Task requirements — Repeat the material exactly as it appears.

start Entries supplied

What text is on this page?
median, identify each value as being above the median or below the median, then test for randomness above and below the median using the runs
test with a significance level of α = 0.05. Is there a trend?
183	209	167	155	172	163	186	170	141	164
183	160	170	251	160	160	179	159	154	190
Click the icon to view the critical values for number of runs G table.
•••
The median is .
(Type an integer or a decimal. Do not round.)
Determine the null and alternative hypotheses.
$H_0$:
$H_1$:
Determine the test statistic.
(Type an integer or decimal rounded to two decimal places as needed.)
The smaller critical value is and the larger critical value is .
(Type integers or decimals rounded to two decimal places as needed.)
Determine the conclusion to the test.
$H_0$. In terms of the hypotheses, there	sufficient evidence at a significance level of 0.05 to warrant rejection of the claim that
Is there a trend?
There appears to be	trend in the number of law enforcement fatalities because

end Entries supplied

Result —
What text is on this page?
median, identify each value as being above the median or below the median, then test for randomness above and below the median using the runs
test with a significance level of α = 0.05. Is there a trend?
183	209	167	155	172	163	186	170	141	164
183	160	170	251	160	160	179	159	154	190
Click the icon to view the critical values for number of runs G table.
•••
The median is .
(Type an integer or a decimal. Do not round.)
Determine the null and alternative hypotheses.
$H_0$:
$H_1$:
Determine the test statistic.
(Type an integer or decimal rounded to two decimal places as needed.)
The smaller critical value is and the larger critical value is .
(Type integers or decimals rounded to two decimal places as needed.)
Determine the conclusion to the test.
$H_0$. In terms of the hypotheses, there	sufficient evidence at a significance level of 0.05 to warrant rejection of the claim that
Is there a trend?
There appears to be	trend in the number of law enforcement fatalities because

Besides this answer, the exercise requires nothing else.